=== Section Start ===
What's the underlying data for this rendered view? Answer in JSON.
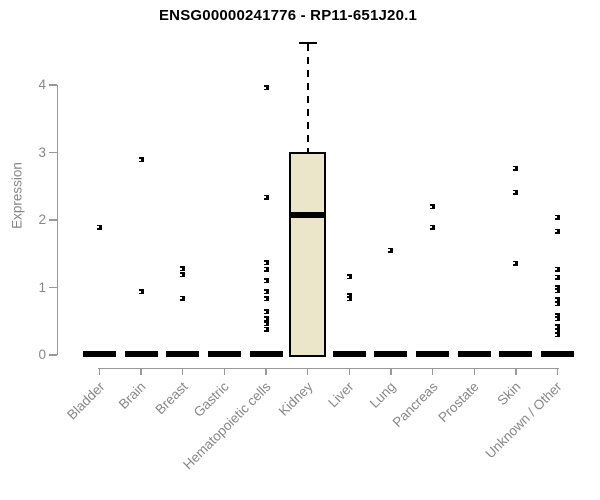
{
  "chart_data": {
    "type": "box",
    "title": "ENSG00000241776 - RP11-651J20.1",
    "ylabel": "Expression",
    "xlabel": "",
    "ylim": [
      0,
      4.7
    ],
    "yticks": [
      0,
      1,
      2,
      3,
      4
    ],
    "grid": false,
    "legend": null,
    "categories": [
      "Bladder",
      "Brain",
      "Breast",
      "Gastric",
      "Hematopoietic cells",
      "Kidney",
      "Liver",
      "Lung",
      "Pancreas",
      "Prostate",
      "Skin",
      "Unknown / Other"
    ],
    "boxes": [
      {
        "category": "Bladder",
        "q1": 0,
        "median": 0,
        "q3": 0,
        "whisker_low": 0,
        "whisker_high": 0,
        "outliers": [
          1.89
        ]
      },
      {
        "category": "Brain",
        "q1": 0,
        "median": 0,
        "q3": 0,
        "whisker_low": 0,
        "whisker_high": 0,
        "outliers": [
          2.89,
          0.94
        ]
      },
      {
        "category": "Breast",
        "q1": 0,
        "median": 0,
        "q3": 0,
        "whisker_low": 0,
        "whisker_high": 0,
        "outliers": [
          1.28,
          1.19,
          0.84
        ]
      },
      {
        "category": "Gastric",
        "q1": 0,
        "median": 0,
        "q3": 0,
        "whisker_low": 0,
        "whisker_high": 0,
        "outliers": []
      },
      {
        "category": "Hematopoietic cells",
        "q1": 0,
        "median": 0,
        "q3": 0,
        "whisker_low": 0,
        "whisker_high": 0,
        "outliers": [
          3.96,
          2.34,
          1.37,
          1.27,
          1.1,
          0.94,
          0.83,
          0.64,
          0.54,
          0.46,
          0.38
        ]
      },
      {
        "category": "Kidney",
        "q1": 0,
        "median": 2.08,
        "q3": 2.98,
        "whisker_low": 0,
        "whisker_high": 4.62,
        "outliers": []
      },
      {
        "category": "Liver",
        "q1": 0,
        "median": 0,
        "q3": 0,
        "whisker_low": 0,
        "whisker_high": 0,
        "outliers": [
          1.16,
          0.88,
          0.83
        ]
      },
      {
        "category": "Lung",
        "q1": 0,
        "median": 0,
        "q3": 0,
        "whisker_low": 0,
        "whisker_high": 0,
        "outliers": [
          1.55
        ]
      },
      {
        "category": "Pancreas",
        "q1": 0,
        "median": 0,
        "q3": 0,
        "whisker_low": 0,
        "whisker_high": 0,
        "outliers": [
          2.2,
          1.89
        ]
      },
      {
        "category": "Prostate",
        "q1": 0,
        "median": 0,
        "q3": 0,
        "whisker_low": 0,
        "whisker_high": 0,
        "outliers": []
      },
      {
        "category": "Skin",
        "q1": 0,
        "median": 0,
        "q3": 0,
        "whisker_low": 0,
        "whisker_high": 0,
        "outliers": [
          2.77,
          2.41,
          1.36
        ]
      },
      {
        "category": "Unknown / Other",
        "q1": 0,
        "median": 0,
        "q3": 0,
        "whisker_low": 0,
        "whisker_high": 0,
        "outliers": [
          2.04,
          1.83,
          1.27,
          1.15,
          1.0,
          0.95,
          0.82,
          0.76,
          0.58,
          0.54,
          0.42,
          0.36,
          0.3
        ]
      }
    ],
    "colors": {
      "box_fill": "#ebe6ca",
      "box_border": "#000000",
      "median": "#000000",
      "marker": "#000000",
      "axis_line": "#999999",
      "tick_label": "#878787",
      "title": "#000000",
      "background": "#ffffff"
    }
  }
}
=== Section End ===
When a line of the records has the word "category", pick it out and copy it.

        "category": "Bladder",
        "category": "Brain",
        "category": "Breast",
        "category": "Gastric",
        "category": "Hematopoietic cells",
        "category": "Kidney",
        "category": "Liver",
        "category": "Lung",
        "category": "Pancreas",
        "category": "Prostate",
        "category": "Skin",
        "category": "Unknown / Other",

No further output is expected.